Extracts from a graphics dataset
^^^^^^^^^^^^^^^^

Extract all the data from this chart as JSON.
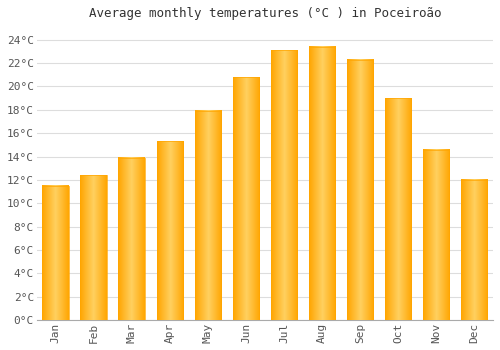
{
  "title": "Average monthly temperatures (°C ) in Poceiroão",
  "months": [
    "Jan",
    "Feb",
    "Mar",
    "Apr",
    "May",
    "Jun",
    "Jul",
    "Aug",
    "Sep",
    "Oct",
    "Nov",
    "Dec"
  ],
  "values": [
    11.5,
    12.4,
    13.9,
    15.3,
    17.9,
    20.8,
    23.1,
    23.4,
    22.3,
    19.0,
    14.6,
    12.0
  ],
  "bar_color_center": "#FFD060",
  "bar_color_edge": "#FFA500",
  "background_color": "#FFFFFF",
  "grid_color": "#DDDDDD",
  "ylim": [
    0,
    25
  ],
  "yticks": [
    0,
    2,
    4,
    6,
    8,
    10,
    12,
    14,
    16,
    18,
    20,
    22,
    24
  ],
  "ytick_labels": [
    "0°C",
    "2°C",
    "4°C",
    "6°C",
    "8°C",
    "10°C",
    "12°C",
    "14°C",
    "16°C",
    "18°C",
    "20°C",
    "22°C",
    "24°C"
  ],
  "title_fontsize": 9,
  "tick_fontsize": 8,
  "bar_width": 0.7
}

^^^^^^^^^^^^^^^^

### The request:
Strip out the images, then output the records above word for word.

### Finished exercise:
Extract all the data from this chart as JSON.
{
  "title": "Average monthly temperatures (°C ) in Poceiroão",
  "months": [
    "Jan",
    "Feb",
    "Mar",
    "Apr",
    "May",
    "Jun",
    "Jul",
    "Aug",
    "Sep",
    "Oct",
    "Nov",
    "Dec"
  ],
  "values": [
    11.5,
    12.4,
    13.9,
    15.3,
    17.9,
    20.8,
    23.1,
    23.4,
    22.3,
    19.0,
    14.6,
    12.0
  ],
  "bar_color_center": "#FFD060",
  "bar_color_edge": "#FFA500",
  "background_color": "#FFFFFF",
  "grid_color": "#DDDDDD",
  "ylim": [
    0,
    25
  ],
  "yticks": [
    0,
    2,
    4,
    6,
    8,
    10,
    12,
    14,
    16,
    18,
    20,
    22,
    24
  ],
  "ytick_labels": [
    "0°C",
    "2°C",
    "4°C",
    "6°C",
    "8°C",
    "10°C",
    "12°C",
    "14°C",
    "16°C",
    "18°C",
    "20°C",
    "22°C",
    "24°C"
  ],
  "title_fontsize": 9,
  "tick_fontsize": 8,
  "bar_width": 0.7
}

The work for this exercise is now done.